● **GIVEN INSTRUCTION**
Only the lines from the one containing "Output a JSON" to the end of the records should be written out, exactly and with both ends included; pictures are excluded.

─── THE RECORDS ───

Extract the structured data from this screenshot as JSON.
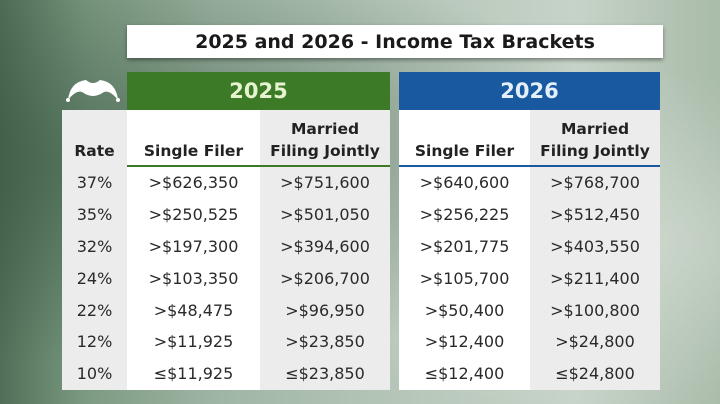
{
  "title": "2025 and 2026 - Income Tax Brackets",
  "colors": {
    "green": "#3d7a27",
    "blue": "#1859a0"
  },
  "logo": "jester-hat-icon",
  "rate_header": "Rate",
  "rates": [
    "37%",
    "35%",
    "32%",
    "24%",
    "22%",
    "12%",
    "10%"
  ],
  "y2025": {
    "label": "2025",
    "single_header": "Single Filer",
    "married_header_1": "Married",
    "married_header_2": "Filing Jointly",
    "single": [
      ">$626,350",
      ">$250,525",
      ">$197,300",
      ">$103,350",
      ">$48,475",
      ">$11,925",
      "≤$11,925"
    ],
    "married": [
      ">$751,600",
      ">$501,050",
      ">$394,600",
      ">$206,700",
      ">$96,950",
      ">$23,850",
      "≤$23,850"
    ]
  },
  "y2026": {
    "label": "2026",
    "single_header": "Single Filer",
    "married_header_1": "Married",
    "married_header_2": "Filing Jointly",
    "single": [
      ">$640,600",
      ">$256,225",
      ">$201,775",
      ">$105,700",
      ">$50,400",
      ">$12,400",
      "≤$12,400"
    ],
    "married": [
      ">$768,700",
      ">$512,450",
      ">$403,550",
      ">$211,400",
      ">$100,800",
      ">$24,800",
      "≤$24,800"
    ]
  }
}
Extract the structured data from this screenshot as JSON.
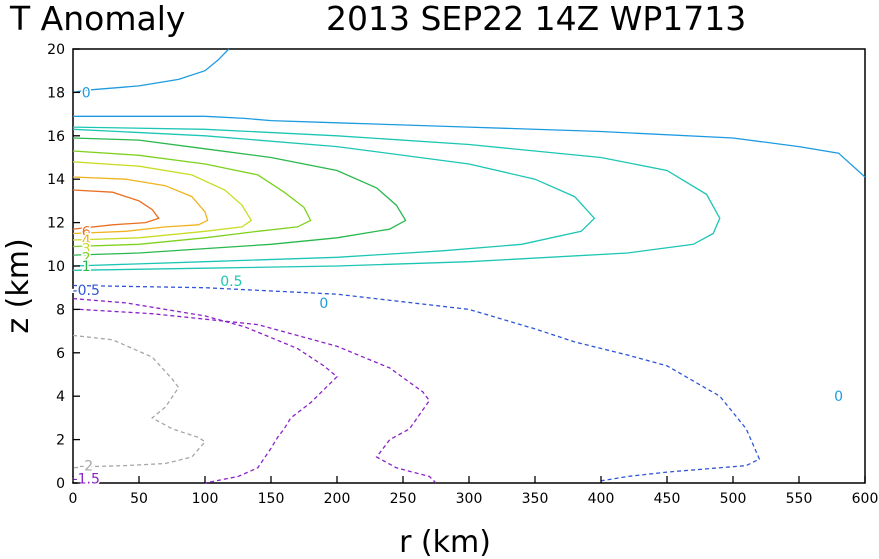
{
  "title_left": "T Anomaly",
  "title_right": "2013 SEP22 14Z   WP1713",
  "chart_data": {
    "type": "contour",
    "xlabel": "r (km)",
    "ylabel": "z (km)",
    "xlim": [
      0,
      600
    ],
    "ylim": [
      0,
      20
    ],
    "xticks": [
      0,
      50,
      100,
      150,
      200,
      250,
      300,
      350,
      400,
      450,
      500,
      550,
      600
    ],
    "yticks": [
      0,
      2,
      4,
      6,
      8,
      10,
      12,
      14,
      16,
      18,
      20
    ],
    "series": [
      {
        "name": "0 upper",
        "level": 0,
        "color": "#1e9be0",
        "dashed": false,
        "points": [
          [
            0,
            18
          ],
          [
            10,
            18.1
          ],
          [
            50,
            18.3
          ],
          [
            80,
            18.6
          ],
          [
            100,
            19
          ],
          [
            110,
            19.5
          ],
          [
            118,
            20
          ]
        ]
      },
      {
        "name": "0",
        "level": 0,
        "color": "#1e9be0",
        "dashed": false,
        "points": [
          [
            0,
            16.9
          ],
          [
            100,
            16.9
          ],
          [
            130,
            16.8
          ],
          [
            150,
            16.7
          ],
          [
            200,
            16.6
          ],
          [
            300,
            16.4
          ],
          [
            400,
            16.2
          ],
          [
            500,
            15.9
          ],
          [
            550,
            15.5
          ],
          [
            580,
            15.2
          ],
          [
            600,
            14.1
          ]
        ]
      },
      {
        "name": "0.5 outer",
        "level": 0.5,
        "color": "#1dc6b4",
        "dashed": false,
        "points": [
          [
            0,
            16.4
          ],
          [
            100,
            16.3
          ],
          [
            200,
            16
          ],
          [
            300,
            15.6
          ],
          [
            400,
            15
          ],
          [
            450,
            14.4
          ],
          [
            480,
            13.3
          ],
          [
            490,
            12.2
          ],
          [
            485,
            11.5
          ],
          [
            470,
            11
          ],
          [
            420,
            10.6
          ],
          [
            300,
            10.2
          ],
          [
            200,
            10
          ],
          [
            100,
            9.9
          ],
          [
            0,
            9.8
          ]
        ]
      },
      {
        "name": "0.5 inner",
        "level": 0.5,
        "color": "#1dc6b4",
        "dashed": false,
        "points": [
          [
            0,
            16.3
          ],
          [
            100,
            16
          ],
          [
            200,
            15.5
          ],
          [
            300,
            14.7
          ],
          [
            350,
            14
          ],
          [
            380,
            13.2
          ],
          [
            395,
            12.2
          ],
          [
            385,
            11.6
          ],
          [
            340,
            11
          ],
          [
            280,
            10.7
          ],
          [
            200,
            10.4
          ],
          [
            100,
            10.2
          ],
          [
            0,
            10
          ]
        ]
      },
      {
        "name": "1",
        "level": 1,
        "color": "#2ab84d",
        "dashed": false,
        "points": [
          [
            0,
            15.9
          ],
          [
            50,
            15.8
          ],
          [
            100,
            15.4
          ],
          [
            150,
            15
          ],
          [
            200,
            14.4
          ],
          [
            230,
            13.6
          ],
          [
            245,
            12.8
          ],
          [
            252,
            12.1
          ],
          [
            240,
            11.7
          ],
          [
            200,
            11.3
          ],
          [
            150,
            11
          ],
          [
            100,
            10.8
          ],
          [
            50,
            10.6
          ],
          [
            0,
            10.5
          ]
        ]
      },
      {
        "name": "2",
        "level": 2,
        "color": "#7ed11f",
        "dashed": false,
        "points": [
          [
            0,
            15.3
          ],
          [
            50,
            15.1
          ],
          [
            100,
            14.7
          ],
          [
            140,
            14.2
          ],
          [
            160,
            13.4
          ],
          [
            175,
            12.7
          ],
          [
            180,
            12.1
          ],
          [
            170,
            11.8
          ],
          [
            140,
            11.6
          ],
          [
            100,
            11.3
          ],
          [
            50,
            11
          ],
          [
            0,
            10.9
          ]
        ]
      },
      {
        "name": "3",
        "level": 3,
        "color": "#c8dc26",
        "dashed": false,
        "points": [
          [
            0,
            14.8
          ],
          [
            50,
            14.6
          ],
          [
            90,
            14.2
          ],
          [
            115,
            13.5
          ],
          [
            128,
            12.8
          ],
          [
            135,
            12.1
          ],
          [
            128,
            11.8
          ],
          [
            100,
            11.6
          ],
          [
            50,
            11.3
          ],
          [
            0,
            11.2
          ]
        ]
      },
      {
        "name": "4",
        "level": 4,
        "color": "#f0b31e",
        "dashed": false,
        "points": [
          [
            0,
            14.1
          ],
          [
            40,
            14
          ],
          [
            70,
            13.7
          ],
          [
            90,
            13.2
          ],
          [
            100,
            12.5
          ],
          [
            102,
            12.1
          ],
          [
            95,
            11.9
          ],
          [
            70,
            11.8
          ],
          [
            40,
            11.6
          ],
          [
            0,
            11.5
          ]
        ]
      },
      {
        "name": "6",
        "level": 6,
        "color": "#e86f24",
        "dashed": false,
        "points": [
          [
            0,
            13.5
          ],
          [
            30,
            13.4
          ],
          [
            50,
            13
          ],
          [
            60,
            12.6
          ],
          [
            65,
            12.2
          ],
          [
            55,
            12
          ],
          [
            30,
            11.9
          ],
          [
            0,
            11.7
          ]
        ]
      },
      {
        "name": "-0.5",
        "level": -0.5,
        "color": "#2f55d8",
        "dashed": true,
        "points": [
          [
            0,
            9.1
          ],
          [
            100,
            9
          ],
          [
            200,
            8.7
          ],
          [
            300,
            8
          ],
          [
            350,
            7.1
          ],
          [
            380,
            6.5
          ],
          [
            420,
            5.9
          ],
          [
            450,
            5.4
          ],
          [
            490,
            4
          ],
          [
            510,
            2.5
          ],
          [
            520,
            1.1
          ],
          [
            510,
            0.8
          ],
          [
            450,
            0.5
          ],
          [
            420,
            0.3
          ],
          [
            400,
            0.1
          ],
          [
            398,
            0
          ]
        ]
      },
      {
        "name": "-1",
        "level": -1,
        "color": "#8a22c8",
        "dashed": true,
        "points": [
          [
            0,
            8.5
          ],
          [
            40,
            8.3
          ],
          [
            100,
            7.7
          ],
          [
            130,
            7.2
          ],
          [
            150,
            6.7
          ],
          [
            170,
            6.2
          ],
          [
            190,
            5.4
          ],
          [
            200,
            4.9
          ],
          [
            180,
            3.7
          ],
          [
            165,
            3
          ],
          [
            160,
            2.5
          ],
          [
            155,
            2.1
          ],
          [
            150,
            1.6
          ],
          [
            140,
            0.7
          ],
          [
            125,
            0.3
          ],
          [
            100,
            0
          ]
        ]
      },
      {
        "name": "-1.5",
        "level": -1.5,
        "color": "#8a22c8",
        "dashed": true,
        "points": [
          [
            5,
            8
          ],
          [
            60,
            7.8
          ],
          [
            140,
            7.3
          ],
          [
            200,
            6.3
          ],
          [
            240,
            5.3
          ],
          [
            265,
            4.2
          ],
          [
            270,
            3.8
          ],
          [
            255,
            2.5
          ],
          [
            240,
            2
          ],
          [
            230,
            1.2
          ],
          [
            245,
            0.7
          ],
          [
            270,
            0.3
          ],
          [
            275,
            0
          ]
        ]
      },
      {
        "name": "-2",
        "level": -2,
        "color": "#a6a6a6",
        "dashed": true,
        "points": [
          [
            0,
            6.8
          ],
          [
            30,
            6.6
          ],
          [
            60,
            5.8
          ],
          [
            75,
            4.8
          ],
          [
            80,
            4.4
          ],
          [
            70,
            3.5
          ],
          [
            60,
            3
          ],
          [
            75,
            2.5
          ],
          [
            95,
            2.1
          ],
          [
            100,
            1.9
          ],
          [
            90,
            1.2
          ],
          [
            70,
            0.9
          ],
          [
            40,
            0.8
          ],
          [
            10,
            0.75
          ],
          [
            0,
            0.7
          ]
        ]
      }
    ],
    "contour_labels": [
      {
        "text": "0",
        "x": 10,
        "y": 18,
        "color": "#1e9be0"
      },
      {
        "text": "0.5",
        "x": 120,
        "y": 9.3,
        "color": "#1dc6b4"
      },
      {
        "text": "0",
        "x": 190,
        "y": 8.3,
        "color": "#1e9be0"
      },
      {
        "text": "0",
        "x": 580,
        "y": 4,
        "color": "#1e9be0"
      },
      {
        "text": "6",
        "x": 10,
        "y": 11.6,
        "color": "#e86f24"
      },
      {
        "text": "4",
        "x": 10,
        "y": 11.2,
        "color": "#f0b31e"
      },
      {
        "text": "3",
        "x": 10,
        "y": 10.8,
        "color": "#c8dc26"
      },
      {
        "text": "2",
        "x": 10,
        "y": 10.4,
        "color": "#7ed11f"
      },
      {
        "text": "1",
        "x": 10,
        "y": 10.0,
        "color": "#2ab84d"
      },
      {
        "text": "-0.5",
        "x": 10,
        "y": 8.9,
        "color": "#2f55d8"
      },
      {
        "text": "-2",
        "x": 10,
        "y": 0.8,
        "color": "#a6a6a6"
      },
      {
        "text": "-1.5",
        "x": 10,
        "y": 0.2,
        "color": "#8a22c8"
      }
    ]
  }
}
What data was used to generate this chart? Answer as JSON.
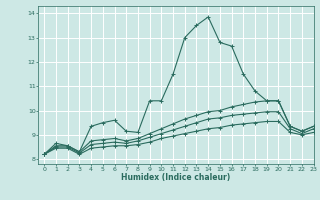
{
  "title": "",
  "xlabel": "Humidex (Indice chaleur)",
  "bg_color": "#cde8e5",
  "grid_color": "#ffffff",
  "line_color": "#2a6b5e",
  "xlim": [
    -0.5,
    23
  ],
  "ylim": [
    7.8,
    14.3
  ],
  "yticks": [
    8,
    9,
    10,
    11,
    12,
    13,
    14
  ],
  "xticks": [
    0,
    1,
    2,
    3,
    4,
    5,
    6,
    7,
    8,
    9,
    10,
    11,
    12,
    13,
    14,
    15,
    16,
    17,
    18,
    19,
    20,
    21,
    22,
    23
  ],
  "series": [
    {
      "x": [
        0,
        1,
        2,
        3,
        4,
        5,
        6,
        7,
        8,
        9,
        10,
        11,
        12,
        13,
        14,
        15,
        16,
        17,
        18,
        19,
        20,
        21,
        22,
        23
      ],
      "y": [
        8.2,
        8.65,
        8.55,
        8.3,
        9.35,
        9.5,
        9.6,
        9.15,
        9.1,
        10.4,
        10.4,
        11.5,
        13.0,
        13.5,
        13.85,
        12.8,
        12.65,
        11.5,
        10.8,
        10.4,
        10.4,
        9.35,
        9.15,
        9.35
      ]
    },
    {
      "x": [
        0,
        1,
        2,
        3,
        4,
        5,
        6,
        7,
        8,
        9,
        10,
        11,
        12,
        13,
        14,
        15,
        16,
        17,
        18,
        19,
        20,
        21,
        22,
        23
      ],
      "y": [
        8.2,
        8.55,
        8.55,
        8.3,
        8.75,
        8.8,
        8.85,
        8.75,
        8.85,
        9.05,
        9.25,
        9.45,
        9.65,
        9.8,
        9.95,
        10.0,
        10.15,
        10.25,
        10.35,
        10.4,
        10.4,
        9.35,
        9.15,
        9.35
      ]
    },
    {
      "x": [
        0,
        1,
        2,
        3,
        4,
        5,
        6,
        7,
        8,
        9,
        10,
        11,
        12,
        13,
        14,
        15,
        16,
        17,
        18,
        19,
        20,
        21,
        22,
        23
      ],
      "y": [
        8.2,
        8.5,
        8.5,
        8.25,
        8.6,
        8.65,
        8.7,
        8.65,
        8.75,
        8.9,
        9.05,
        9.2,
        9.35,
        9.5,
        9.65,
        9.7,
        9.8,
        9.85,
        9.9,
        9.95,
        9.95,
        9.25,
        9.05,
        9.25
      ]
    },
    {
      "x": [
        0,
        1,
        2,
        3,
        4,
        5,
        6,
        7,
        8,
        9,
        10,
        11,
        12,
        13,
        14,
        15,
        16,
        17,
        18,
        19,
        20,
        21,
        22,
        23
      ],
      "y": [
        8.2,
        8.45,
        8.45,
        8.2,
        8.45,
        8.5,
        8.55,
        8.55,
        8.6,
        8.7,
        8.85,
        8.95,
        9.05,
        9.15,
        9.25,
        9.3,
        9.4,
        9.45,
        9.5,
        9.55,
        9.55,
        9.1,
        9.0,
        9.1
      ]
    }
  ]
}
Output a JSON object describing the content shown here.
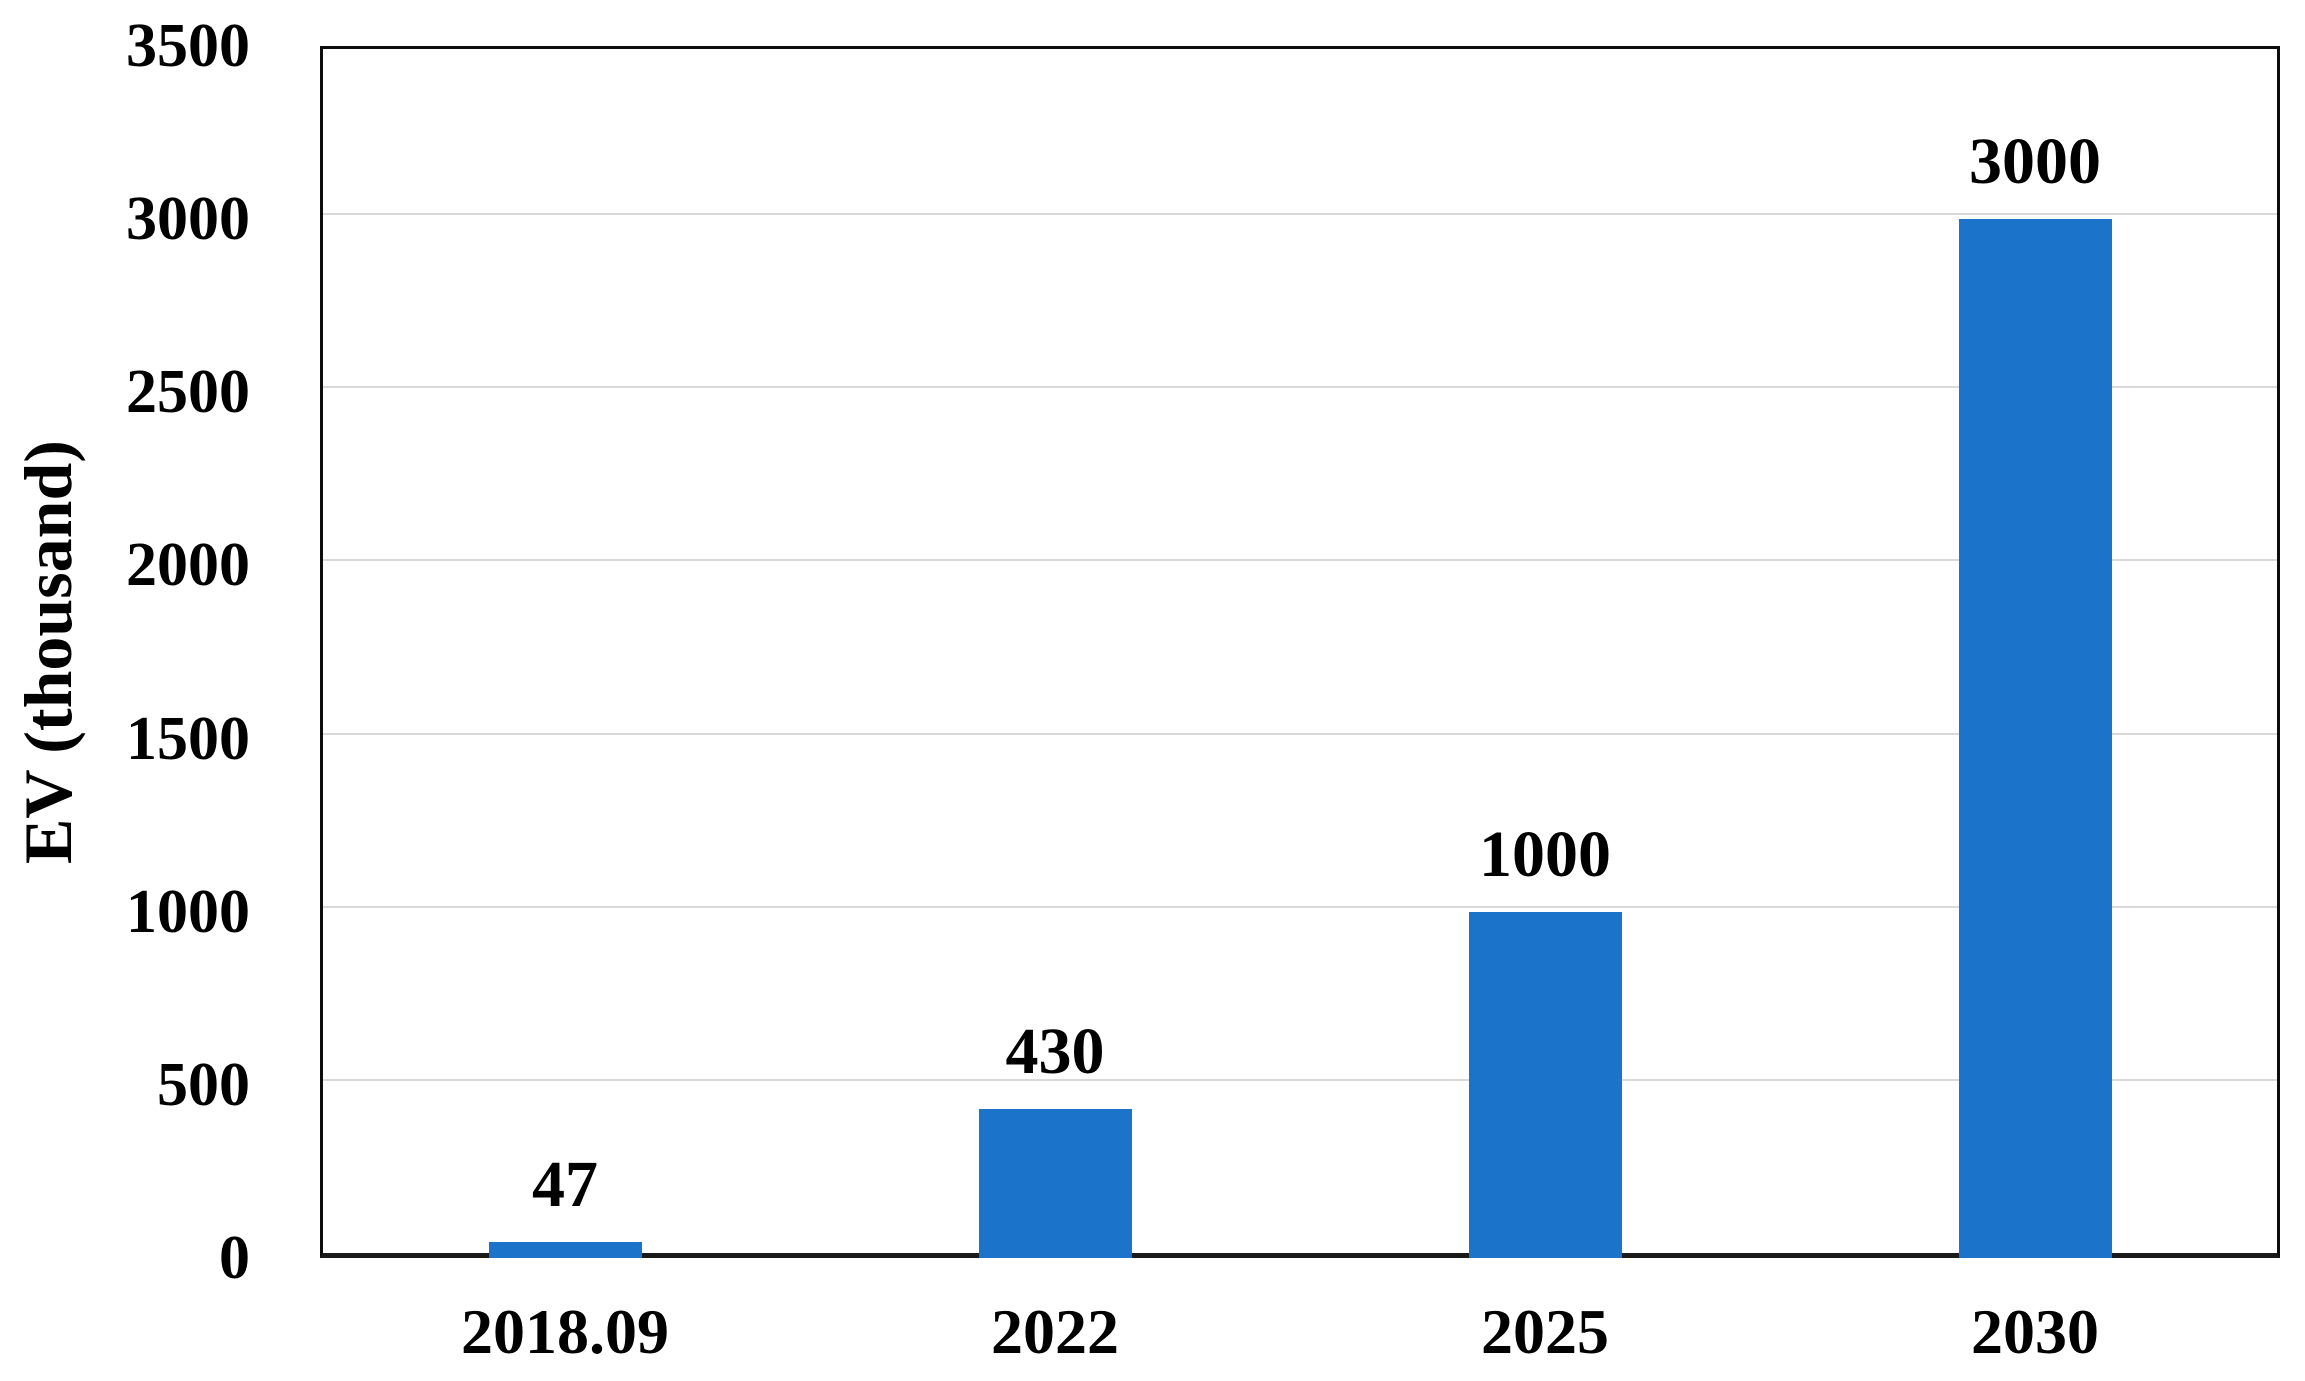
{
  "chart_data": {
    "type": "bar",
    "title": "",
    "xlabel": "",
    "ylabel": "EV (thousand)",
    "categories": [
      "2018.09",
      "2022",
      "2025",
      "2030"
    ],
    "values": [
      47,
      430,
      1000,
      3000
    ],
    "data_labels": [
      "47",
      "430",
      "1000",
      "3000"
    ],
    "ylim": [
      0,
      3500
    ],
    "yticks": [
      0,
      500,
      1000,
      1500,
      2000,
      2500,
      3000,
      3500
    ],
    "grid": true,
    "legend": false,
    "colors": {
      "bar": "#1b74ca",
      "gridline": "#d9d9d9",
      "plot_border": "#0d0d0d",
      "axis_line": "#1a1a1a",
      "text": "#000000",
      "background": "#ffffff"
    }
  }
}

───

● **ANSWER TO THE TASK**
Output a JSON object describing the content shown here.
{
  "chart_data": {
    "type": "bar",
    "title": "",
    "xlabel": "",
    "ylabel": "EV (thousand)",
    "categories": [
      "2018.09",
      "2022",
      "2025",
      "2030"
    ],
    "values": [
      47,
      430,
      1000,
      3000
    ],
    "data_labels": [
      "47",
      "430",
      "1000",
      "3000"
    ],
    "ylim": [
      0,
      3500
    ],
    "yticks": [
      0,
      500,
      1000,
      1500,
      2000,
      2500,
      3000,
      3500
    ],
    "grid": true,
    "legend": false,
    "colors": {
      "bar": "#1b74ca",
      "gridline": "#d9d9d9",
      "plot_border": "#0d0d0d",
      "axis_line": "#1a1a1a",
      "text": "#000000",
      "background": "#ffffff"
    }
  }
}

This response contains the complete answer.